-- Start of RECORDS FOR PROCESSING --

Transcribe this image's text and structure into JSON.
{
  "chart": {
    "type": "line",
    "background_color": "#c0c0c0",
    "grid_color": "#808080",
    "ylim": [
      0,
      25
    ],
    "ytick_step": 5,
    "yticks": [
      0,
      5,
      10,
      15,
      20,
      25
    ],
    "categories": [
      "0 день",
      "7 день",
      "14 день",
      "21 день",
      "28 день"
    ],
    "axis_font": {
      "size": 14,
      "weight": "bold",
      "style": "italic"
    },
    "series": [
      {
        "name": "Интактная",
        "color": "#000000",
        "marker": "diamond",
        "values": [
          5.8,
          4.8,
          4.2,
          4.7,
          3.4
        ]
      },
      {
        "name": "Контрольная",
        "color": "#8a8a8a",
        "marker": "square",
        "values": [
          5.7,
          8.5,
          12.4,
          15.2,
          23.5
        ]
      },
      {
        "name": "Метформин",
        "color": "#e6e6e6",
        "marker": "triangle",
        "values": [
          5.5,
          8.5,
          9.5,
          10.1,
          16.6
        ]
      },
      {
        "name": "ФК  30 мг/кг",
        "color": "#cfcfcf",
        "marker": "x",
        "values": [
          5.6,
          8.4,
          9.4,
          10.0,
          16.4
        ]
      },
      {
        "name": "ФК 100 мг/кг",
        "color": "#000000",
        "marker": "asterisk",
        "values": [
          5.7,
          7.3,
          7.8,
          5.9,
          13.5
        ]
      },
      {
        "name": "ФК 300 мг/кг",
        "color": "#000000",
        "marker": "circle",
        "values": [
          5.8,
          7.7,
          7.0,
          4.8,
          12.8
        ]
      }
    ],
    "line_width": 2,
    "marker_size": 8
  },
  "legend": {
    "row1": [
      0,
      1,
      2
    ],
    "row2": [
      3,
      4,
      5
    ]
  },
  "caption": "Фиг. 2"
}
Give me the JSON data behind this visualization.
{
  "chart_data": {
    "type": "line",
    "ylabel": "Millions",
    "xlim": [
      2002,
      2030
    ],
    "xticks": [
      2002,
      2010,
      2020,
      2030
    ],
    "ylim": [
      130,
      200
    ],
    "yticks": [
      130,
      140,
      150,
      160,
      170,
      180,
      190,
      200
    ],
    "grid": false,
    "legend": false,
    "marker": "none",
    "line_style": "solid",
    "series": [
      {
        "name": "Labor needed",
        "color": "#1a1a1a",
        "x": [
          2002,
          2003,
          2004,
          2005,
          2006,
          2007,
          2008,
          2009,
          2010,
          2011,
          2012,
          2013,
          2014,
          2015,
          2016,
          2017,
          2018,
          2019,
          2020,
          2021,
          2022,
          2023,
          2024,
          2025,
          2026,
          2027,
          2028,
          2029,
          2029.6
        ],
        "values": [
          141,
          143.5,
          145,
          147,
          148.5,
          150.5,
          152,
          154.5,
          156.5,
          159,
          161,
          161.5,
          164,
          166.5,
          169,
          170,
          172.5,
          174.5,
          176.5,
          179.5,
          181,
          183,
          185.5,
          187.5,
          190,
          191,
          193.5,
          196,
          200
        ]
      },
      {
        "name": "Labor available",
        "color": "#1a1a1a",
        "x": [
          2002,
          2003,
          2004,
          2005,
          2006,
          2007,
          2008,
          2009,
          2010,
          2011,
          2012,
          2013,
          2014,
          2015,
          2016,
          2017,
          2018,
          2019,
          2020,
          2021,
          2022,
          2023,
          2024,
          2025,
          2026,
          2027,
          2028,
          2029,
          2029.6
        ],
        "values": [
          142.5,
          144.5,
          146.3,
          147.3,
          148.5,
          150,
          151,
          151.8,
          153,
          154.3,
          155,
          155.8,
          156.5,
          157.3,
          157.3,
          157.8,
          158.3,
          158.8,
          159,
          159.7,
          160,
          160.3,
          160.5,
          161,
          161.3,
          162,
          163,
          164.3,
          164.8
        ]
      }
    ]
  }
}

-- End of RECORDS FOR PROCESSING --

GIVEN REQUEST: Word for word, write out all of the data above.

TASK ANSWER:
Transcribe this image's text and structure into JSON.
{
  "chart": {
    "type": "line",
    "background_color": "#c0c0c0",
    "grid_color": "#808080",
    "ylim": [
      0,
      25
    ],
    "ytick_step": 5,
    "yticks": [
      0,
      5,
      10,
      15,
      20,
      25
    ],
    "categories": [
      "0 день",
      "7 день",
      "14 день",
      "21 день",
      "28 день"
    ],
    "axis_font": {
      "size": 14,
      "weight": "bold",
      "style": "italic"
    },
    "series": [
      {
        "name": "Интактная",
        "color": "#000000",
        "marker": "diamond",
        "values": [
          5.8,
          4.8,
          4.2,
          4.7,
          3.4
        ]
      },
      {
        "name": "Контрольная",
        "color": "#8a8a8a",
        "marker": "square",
        "values": [
          5.7,
          8.5,
          12.4,
          15.2,
          23.5
        ]
      },
      {
        "name": "Метформин",
        "color": "#e6e6e6",
        "marker": "triangle",
        "values": [
          5.5,
          8.5,
          9.5,
          10.1,
          16.6
        ]
      },
      {
        "name": "ФК  30 мг/кг",
        "color": "#cfcfcf",
        "marker": "x",
        "values": [
          5.6,
          8.4,
          9.4,
          10.0,
          16.4
        ]
      },
      {
        "name": "ФК 100 мг/кг",
        "color": "#000000",
        "marker": "asterisk",
        "values": [
          5.7,
          7.3,
          7.8,
          5.9,
          13.5
        ]
      },
      {
        "name": "ФК 300 мг/кг",
        "color": "#000000",
        "marker": "circle",
        "values": [
          5.8,
          7.7,
          7.0,
          4.8,
          12.8
        ]
      }
    ],
    "line_width": 2,
    "marker_size": 8
  },
  "legend": {
    "row1": [
      0,
      1,
      2
    ],
    "row2": [
      3,
      4,
      5
    ]
  },
  "caption": "Фиг. 2"
}
Give me the JSON data behind this visualization.
{
  "chart_data": {
    "type": "line",
    "ylabel": "Millions",
    "xlim": [
      2002,
      2030
    ],
    "xticks": [
      2002,
      2010,
      2020,
      2030
    ],
    "ylim": [
      130,
      200
    ],
    "yticks": [
      130,
      140,
      150,
      160,
      170,
      180,
      190,
      200
    ],
    "grid": false,
    "legend": false,
    "marker": "none",
    "line_style": "solid",
    "series": [
      {
        "name": "Labor needed",
        "color": "#1a1a1a",
        "x": [
          2002,
          2003,
          2004,
          2005,
          2006,
          2007,
          2008,
          2009,
          2010,
          2011,
          2012,
          2013,
          2014,
          2015,
          2016,
          2017,
          2018,
          2019,
          2020,
          2021,
          2022,
          2023,
          2024,
          2025,
          2026,
          2027,
          2028,
          2029,
          2029.6
        ],
        "values": [
          141,
          143.5,
          145,
          147,
          148.5,
          150.5,
          152,
          154.5,
          156.5,
          159,
          161,
          161.5,
          164,
          166.5,
          169,
          170,
          172.5,
          174.5,
          176.5,
          179.5,
          181,
          183,
          185.5,
          187.5,
          190,
          191,
          193.5,
          196,
          200
        ]
      },
      {
        "name": "Labor available",
        "color": "#1a1a1a",
        "x": [
          2002,
          2003,
          2004,
          2005,
          2006,
          2007,
          2008,
          2009,
          2010,
          2011,
          2012,
          2013,
          2014,
          2015,
          2016,
          2017,
          2018,
          2019,
          2020,
          2021,
          2022,
          2023,
          2024,
          2025,
          2026,
          2027,
          2028,
          2029,
          2029.6
        ],
        "values": [
          142.5,
          144.5,
          146.3,
          147.3,
          148.5,
          150,
          151,
          151.8,
          153,
          154.3,
          155,
          155.8,
          156.5,
          157.3,
          157.3,
          157.8,
          158.3,
          158.8,
          159,
          159.7,
          160,
          160.3,
          160.5,
          161,
          161.3,
          162,
          163,
          164.3,
          164.8
        ]
      }
    ]
  }
}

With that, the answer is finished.